Each entry below is to be extracted exactly.

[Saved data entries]
## Begin
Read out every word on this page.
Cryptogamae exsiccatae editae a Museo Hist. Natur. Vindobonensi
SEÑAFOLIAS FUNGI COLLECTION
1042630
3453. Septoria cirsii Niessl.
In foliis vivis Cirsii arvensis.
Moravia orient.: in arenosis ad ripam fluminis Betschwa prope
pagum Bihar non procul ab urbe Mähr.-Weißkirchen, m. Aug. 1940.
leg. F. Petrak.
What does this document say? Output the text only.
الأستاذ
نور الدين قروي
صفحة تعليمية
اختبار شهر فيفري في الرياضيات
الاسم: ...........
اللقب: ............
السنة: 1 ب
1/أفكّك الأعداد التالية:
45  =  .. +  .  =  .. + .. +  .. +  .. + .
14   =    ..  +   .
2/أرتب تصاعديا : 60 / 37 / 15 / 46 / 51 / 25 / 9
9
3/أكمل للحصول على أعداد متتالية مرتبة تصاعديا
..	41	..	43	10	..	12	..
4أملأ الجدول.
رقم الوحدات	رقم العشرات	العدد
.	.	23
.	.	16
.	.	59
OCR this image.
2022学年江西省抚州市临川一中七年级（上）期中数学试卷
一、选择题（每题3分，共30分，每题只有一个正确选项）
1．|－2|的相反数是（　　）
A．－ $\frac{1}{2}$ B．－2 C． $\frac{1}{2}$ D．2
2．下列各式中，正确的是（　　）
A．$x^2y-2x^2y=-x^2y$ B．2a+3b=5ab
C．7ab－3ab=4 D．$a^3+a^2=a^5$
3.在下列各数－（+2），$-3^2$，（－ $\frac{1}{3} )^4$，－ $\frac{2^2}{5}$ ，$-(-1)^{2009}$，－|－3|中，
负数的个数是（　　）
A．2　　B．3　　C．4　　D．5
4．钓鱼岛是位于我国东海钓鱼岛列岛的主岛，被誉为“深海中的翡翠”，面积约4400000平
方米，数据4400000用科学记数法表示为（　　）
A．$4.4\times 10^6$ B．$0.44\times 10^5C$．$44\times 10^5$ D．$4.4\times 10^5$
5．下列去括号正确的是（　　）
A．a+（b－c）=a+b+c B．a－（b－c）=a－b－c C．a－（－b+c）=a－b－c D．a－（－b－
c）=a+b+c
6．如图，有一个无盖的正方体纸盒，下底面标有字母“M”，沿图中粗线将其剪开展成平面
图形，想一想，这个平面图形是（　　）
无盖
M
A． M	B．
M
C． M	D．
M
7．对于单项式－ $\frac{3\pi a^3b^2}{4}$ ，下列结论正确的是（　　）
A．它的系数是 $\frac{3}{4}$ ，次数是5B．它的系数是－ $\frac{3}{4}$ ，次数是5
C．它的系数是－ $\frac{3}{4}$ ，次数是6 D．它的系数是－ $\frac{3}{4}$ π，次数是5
## End
### WORKED SOLUTION
Read out every word on this page.
Cryptogamae exsiccatae editae a Museo Hist. Natur. Vindobonensi
SEÑAFOLIAS FUNGI COLLECTION
1042630
3453. Septoria cirsii Niessl.
In foliis vivis Cirsii arvensis.
Moravia orient.: in arenosis ad ripam fluminis Betschwa prope
pagum Bihar non procul ab urbe Mähr.-Weißkirchen, m. Aug. 1940.
leg. F. Petrak.
What does this document say? Output the text only.
الأستاذ
نور الدين قروي
صفحة تعليمية
اختبار شهر فيفري في الرياضيات
الاسم: ...........
اللقب: ............
السنة: 1 ب
1/أفكّك الأعداد التالية:
45  =  .. +  .  =  .. + .. +  .. +  .. + .
14   =    ..  +   .
2/أرتب تصاعديا : 60 / 37 / 15 / 46 / 51 / 25 / 9
9
3/أكمل للحصول على أعداد متتالية مرتبة تصاعديا
..	41	..	43	10	..	12	..
4أملأ الجدول.
رقم الوحدات	رقم العشرات	العدد
.	.	23
.	.	16
.	.	59
OCR this image.
2022学年江西省抚州市临川一中七年级（上）期中数学试卷
一、选择题（每题3分，共30分，每题只有一个正确选项）
1．|－2|的相反数是（　　）
A．－ $\frac{1}{2}$ B．－2 C． $\frac{1}{2}$ D．2
2．下列各式中，正确的是（　　）
A．$x^2y-2x^2y=-x^2y$ B．2a+3b=5ab
C．7ab－3ab=4 D．$a^3+a^2=a^5$
3.在下列各数－（+2），$-3^2$，（－ $\frac{1}{3} )^4$，－ $\frac{2^2}{5}$ ，$-(-1)^{2009}$，－|－3|中，
负数的个数是（　　）
A．2　　B．3　　C．4　　D．5
4．钓鱼岛是位于我国东海钓鱼岛列岛的主岛，被誉为“深海中的翡翠”，面积约4400000平
方米，数据4400000用科学记数法表示为（　　）
A．$4.4\times 10^6$ B．$0.44\times 10^5C$．$44\times 10^5$ D．$4.4\times 10^5$
5．下列去括号正确的是（　　）
A．a+（b－c）=a+b+c B．a－（b－c）=a－b－c C．a－（－b+c）=a－b－c D．a－（－b－
c）=a+b+c
6．如图，有一个无盖的正方体纸盒，下底面标有字母“M”，沿图中粗线将其剪开展成平面
图形，想一想，这个平面图形是（　　）
无盖
M
A． M	B．
M
C． M	D．
M
7．对于单项式－ $\frac{3\pi a^3b^2}{4}$ ，下列结论正确的是（　　）
A．它的系数是 $\frac{3}{4}$ ，次数是5B．它的系数是－ $\frac{3}{4}$ ，次数是5
C．它的系数是－ $\frac{3}{4}$ ，次数是6 D．它的系数是－ $\frac{3}{4}$ π，次数是5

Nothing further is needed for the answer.